续写下面这篇回忆放牛岗的散文，从文中最后一句之后接着写。

§ 引文

========================================================================

发布时间:2021-08-18 15:43:57 来源:定远县文联 阅读次数: 1665 次

放牛岗

 

每天经包公园、人民广场到老汽车站,横贯小城东门外,一路只见各种香车宝马鱼贯而行,路边是林立的楼房,掩映的花树 。一不小心就闯进了某个网红的直播间,票友们的吹拉弹唱更是随处可见。这一带分明成了县城的休闲游乐中心,文化体育中心。

 

 

我是在这一带长大的,可以说对这里知根知底。听长辈说,解放前,这一大块土地原是属于焦姓地主。所以人们管这里叫“焦桥”,村里几十户人家稀稀落落地散居着,都清一色的土墙草顶。家家都精打细算却还是是缺盐少油。孩子们身上多半穿着九分袖、七分裤,春秋天还好,冬天的冷风是毫不留情的,随意一卷就给你一个透心凉。

人民广场当时是焦桥和邻村的交界地带。性质上属于“两不管”的荒岗。又因为有几累荒冢的缘故,便没有人来开荒。大片的蒿草长势喜人足以没过牛背,其次就是零散的几丛灌木,多半生着刺,叫不出名字,有几株能长出野果。这种地方原是我放牛的好所在。

记得刚刚包产到户时候,一部分农民开始拥有自己的耕牛,那耕牛往往是几家合买,轮转使用,耕牛得来的不易就像祥子想拥有自己的一辆人力车,那得豁出命去换。农民对耕牛的依赖和珍爱是无法比拟的。

========================================================================

§ 所给资料
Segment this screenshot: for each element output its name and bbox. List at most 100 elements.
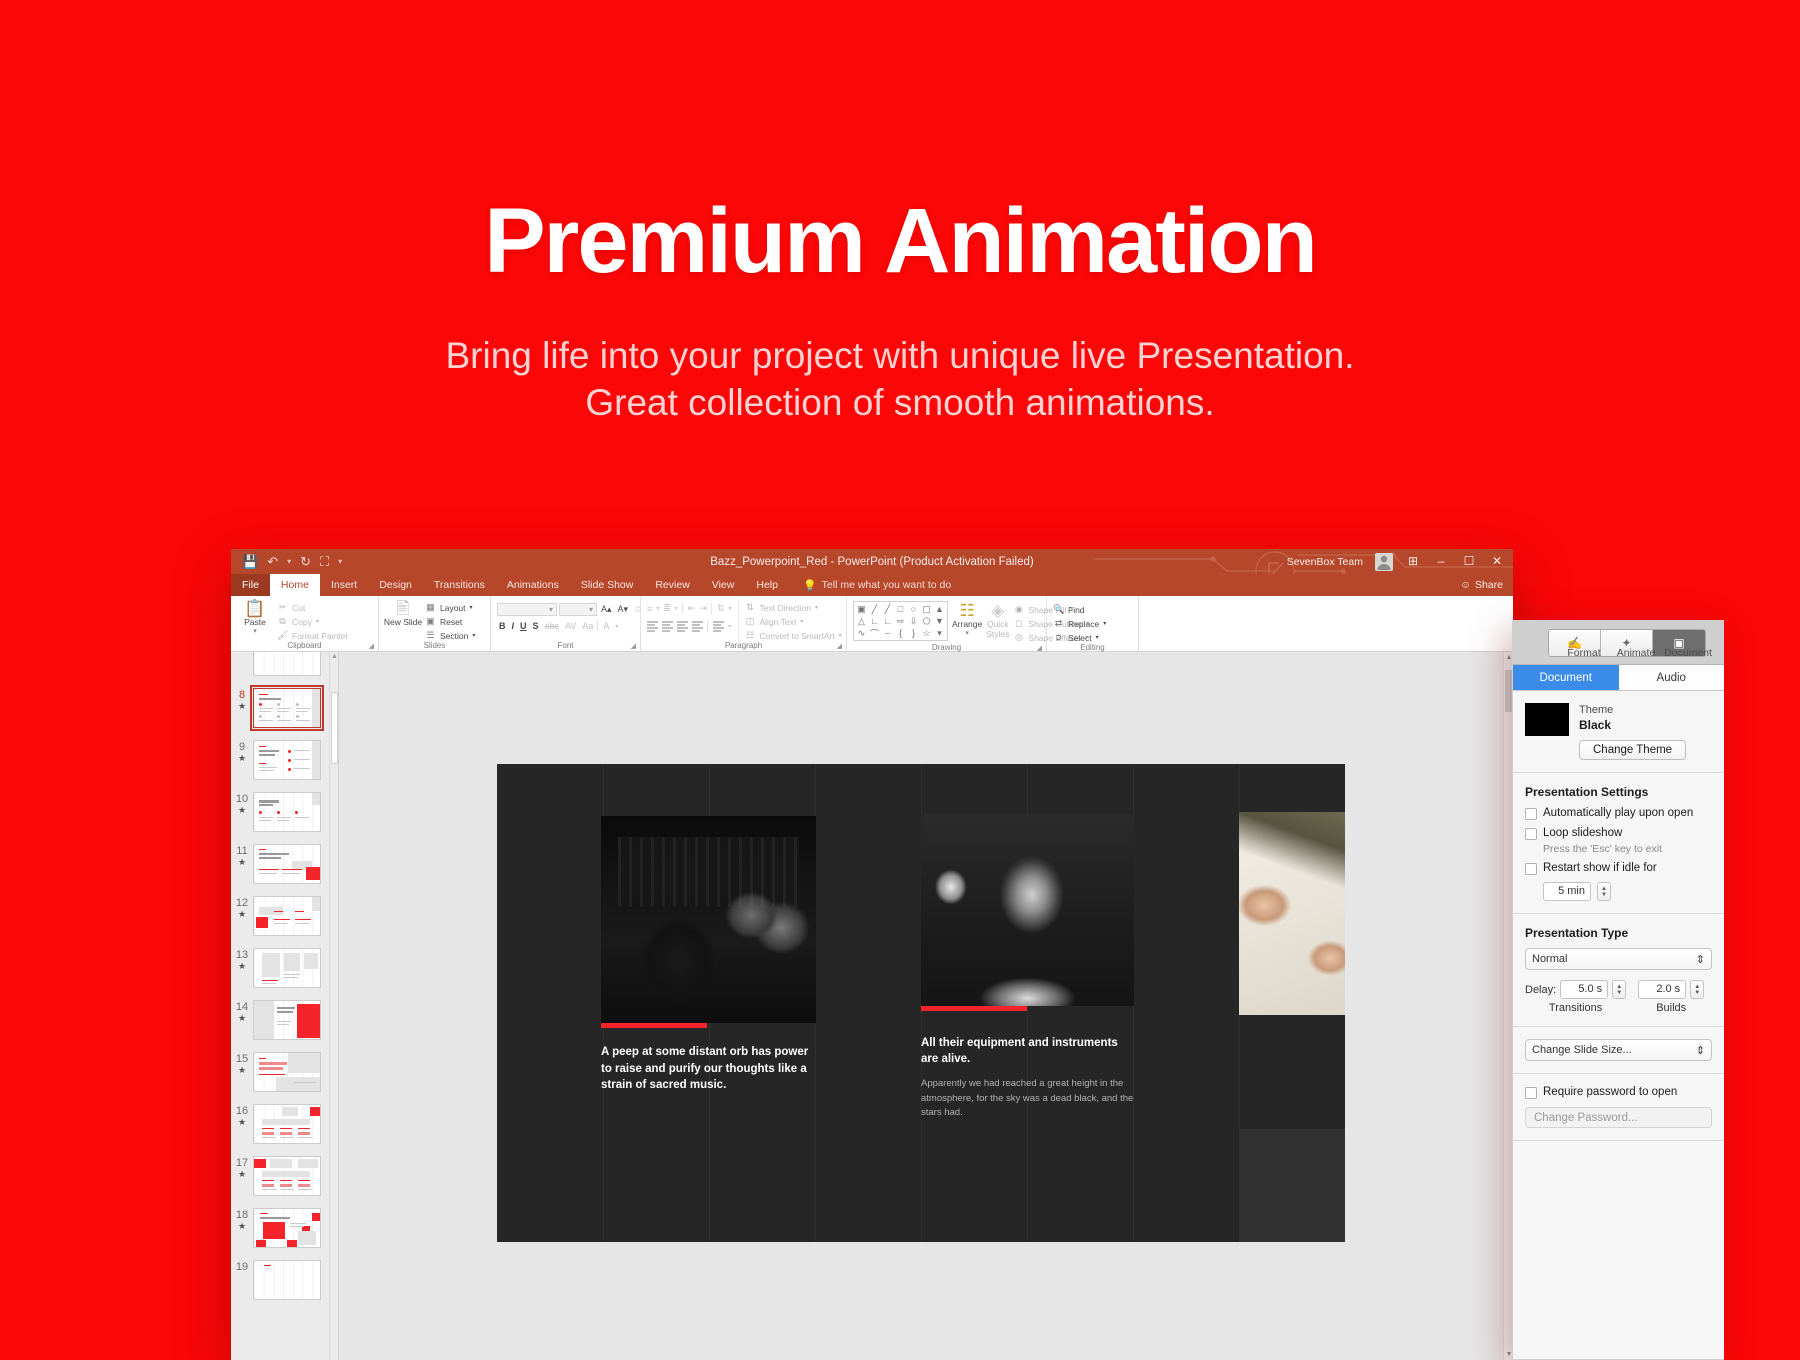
tab-help[interactable]: Help — [745, 574, 789, 596]
tab-design[interactable]: Design — [368, 574, 423, 596]
rounded-rectangle-shape-icon[interactable]: ▢ — [920, 603, 933, 615]
tell-me-search[interactable]: 💡 Tell me what you want to do — [789, 574, 951, 596]
text-direction-dropdown-icon[interactable]: ▾ — [815, 604, 818, 611]
font-size-input[interactable]: ▾ — [559, 603, 597, 616]
slide-thumbnail-pane[interactable]: 7 8★ — [231, 652, 339, 1360]
change-theme-button[interactable]: Change Theme — [1579, 740, 1687, 761]
align-right-icon[interactable] — [677, 621, 688, 632]
close-button[interactable]: ✕ — [1489, 549, 1505, 574]
slide-thumbnail[interactable] — [253, 1260, 321, 1300]
redo-icon[interactable]: ↻ — [300, 555, 311, 568]
oval-shape-icon[interactable]: ○ — [907, 603, 920, 615]
inspector-tabs[interactable]: Document Audio — [1513, 665, 1724, 691]
gallery-up-icon[interactable]: ▲ — [933, 603, 946, 615]
bold-button[interactable]: B — [497, 621, 508, 631]
align-text-dropdown-icon[interactable]: ▾ — [800, 618, 803, 625]
autoplay-checkbox[interactable] — [1525, 808, 1537, 821]
avatar[interactable] — [1375, 552, 1393, 571]
current-slide[interactable]: A peep at some distant orb has power to … — [497, 764, 1345, 1242]
section-dropdown-icon[interactable]: ▾ — [472, 632, 475, 639]
idle-value-field[interactable]: 5 min — [1543, 882, 1591, 902]
text-shadow-button[interactable]: S — [531, 621, 541, 631]
undo-icon[interactable]: ↶ — [267, 555, 278, 568]
star-shape-icon[interactable]: ☆ — [920, 627, 933, 639]
smartart-dropdown-icon[interactable]: ▾ — [839, 632, 842, 639]
list-item[interactable]: 11 ★ — [231, 838, 331, 890]
align-text-button[interactable]: ◫ Align Text ▾ — [745, 616, 842, 627]
font-name-input[interactable]: ▾ — [497, 603, 557, 616]
curve-shape-icon[interactable]: ⌒ — [868, 627, 881, 639]
list-item[interactable]: 18 ★ — [231, 1202, 331, 1254]
require-password-checkbox[interactable] — [1525, 1087, 1537, 1100]
character-spacing-button[interactable]: AV — [563, 621, 578, 631]
maximize-button[interactable]: ☐ — [1461, 549, 1477, 574]
bullet-list-icon[interactable]: ≡ — [647, 604, 652, 614]
stepper-down-icon[interactable]: ▼ — [1601, 892, 1607, 898]
slide-editing-pane[interactable]: A peep at some distant orb has power to … — [339, 652, 1513, 1360]
triangle-shape-icon[interactable]: △ — [855, 615, 868, 627]
minimize-button[interactable]: – — [1433, 549, 1449, 574]
slide-caption-1[interactable]: A peep at some distant orb has power to … — [601, 1044, 815, 1094]
slide-heading-2[interactable]: All their equipment and instruments are … — [921, 1036, 1135, 1067]
layout-dropdown-icon[interactable]: ▾ — [470, 604, 473, 611]
change-password-button[interactable]: Change Password... — [1525, 1107, 1712, 1129]
slide-body-2[interactable]: Apparently we had reached a great height… — [921, 1077, 1135, 1121]
slide-thumbnail[interactable] — [253, 948, 321, 988]
increase-indent-icon[interactable]: ⇥ — [699, 603, 707, 614]
numbered-dropdown-icon[interactable]: ▾ — [675, 605, 678, 612]
align-center-icon[interactable] — [662, 621, 673, 632]
tab-view[interactable]: View — [701, 574, 746, 596]
list-item[interactable]: 19 — [231, 1254, 331, 1306]
align-left-icon[interactable] — [647, 621, 658, 632]
replace-button[interactable]: ⇄ Replace ▾ — [1053, 618, 1106, 629]
list-item[interactable]: 13 ★ — [231, 942, 331, 994]
slide-thumbnail[interactable] — [253, 740, 321, 780]
arrange-button[interactable]: ☷ Arrange ▾ — [952, 601, 982, 638]
list-item[interactable]: 12 ★ — [231, 890, 331, 942]
drawing-dialog-launcher-icon[interactable]: ◢ — [1037, 644, 1042, 652]
line-spacing-icon[interactable]: ⇅ — [710, 603, 724, 614]
gallery-more-icon[interactable]: ▾ — [933, 627, 946, 639]
format-painter-button[interactable]: 🖌 Format Painter — [277, 630, 348, 641]
new-slide-button[interactable]: 🖹 New Slide — [384, 599, 422, 628]
find-button[interactable]: 🔍 Find — [1053, 604, 1106, 615]
tab-slide-show[interactable]: Slide Show — [570, 574, 645, 596]
cut-button[interactable]: ✂ Cut — [277, 602, 348, 613]
tab-home[interactable]: Home — [269, 574, 320, 596]
thumbnail-scrollbar[interactable]: ▲ — [329, 652, 338, 1360]
slide-thumbnail[interactable] — [253, 844, 321, 884]
tab-file[interactable]: File — [231, 574, 270, 596]
tab-insert[interactable]: Insert — [320, 574, 368, 596]
slide-thumbnail[interactable] — [253, 896, 321, 936]
transitions-stepper[interactable]: ▲ ▼ — [1612, 980, 1627, 1000]
tab-audio[interactable]: Audio — [1619, 665, 1725, 690]
shapes-gallery[interactable]: ▣ ╱ ╱ □ ○ ▢ ▲ △ ∟ ∟ ⇨ ⇩ ⬠ ▼ ∿ ⌒ ⌣ {} ☆ … — [853, 601, 948, 641]
slide-size-select[interactable]: Change Slide Size... ⇕ — [1525, 1039, 1712, 1062]
copy-button[interactable]: ⧉ Copy ▾ — [277, 616, 348, 627]
clipboard-dialog-launcher-icon[interactable]: ◢ — [369, 642, 374, 650]
arrange-dropdown-icon[interactable]: ▾ — [965, 630, 969, 638]
paste-button[interactable]: 📋 Paste ▾ — [237, 599, 273, 636]
font-size-chevron-down-icon[interactable]: ▾ — [589, 605, 593, 614]
text-box-shape-icon[interactable]: ▣ — [855, 603, 868, 615]
elbow-shape-icon[interactable]: ∟ — [868, 615, 881, 627]
account-name[interactable]: SevenBox Team — [1287, 556, 1363, 568]
slide-thumbnail-selected[interactable] — [250, 685, 324, 731]
tab-review[interactable]: Review — [644, 574, 700, 596]
change-case-button[interactable]: Aa — [580, 621, 595, 631]
slide-thumbnail[interactable] — [253, 792, 321, 832]
loop-option[interactable]: Loop slideshow — [1525, 827, 1712, 841]
restart-option[interactable]: Restart show if idle for — [1525, 862, 1712, 876]
scroll-up-icon[interactable]: ▲ — [330, 653, 338, 660]
underline-button[interactable]: U — [518, 621, 529, 631]
increase-font-size-icon[interactable]: A▴ — [599, 604, 614, 615]
ribbon-tab-strip[interactable]: File Home Insert Design Transitions Anim… — [231, 574, 1513, 596]
paragraph-dialog-launcher-icon[interactable]: ◢ — [837, 642, 842, 650]
list-item[interactable]: 7 — [231, 652, 331, 682]
italic-button[interactable]: I — [510, 621, 517, 631]
columns-dropdown-icon[interactable]: ▾ — [728, 623, 731, 630]
rectangle-shape-icon[interactable]: □ — [894, 603, 907, 615]
idle-stepper-row[interactable]: 5 min ▲ ▼ — [1543, 882, 1712, 902]
arc-shape-icon[interactable]: ⌣ — [881, 627, 894, 639]
right-arrow-shape-icon[interactable]: ⇨ — [894, 615, 907, 627]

========================================================================

§ 解答
农忙时节,睡梦中总会听见父亲耕地的吆喝声。等我起床,父亲已经耕地回来,牛和人一样又饥又乏。父亲哈腰抱我骑上牛背,便接着和母亲忙活去了。老牛这高等动物是有智慧的,它能嗅到青草味儿,大咧咧地向荒岗进发。但它对自己的排污系统却管理不善,一路哩哩啦啦,惹得蚊子、苍蝇嗡嗡叫着尾随其后。那牛蝇比普通苍蝇大好几倍。其手段也比普通苍蝇毒好几倍。坐在牛背上,时不时地一阵奇痒难耐,不自觉用手使劲挠,小半天下来,小腿上梗起一道道长长的血印子——还是要使劲挠,那份奇痒镌刻在我童年的记忆中,成为挥之不去的永恒。

除了放牛,有时候也到荒岗割草,拾柴。这些是小小孩的活,大孩子都到地里干农活了。但是,土地不会为了怜惜孩子的光脚丫而多收个三五斗。靠天收的农民再会忙也只能混个温饱。

荒岗的西北侧是村里最像样的水塘,长方形,面积约三亩。我们叫它大清塘。全村指着它育苗、插秧、救苗甚至盥洗,甚至也指望在这里捕捞到几尾草鱼过上个好年。我小时候差点就喂了这里的鱼。那是一个夏日晌午,烈日炎炎,我正牵牛回家,路过水塘。恃宠而骄的老牛见了水嗷嗷叫着,耍牛脾气不肯回家,硬是挣脱了我的手一猛子扎进了大清塘。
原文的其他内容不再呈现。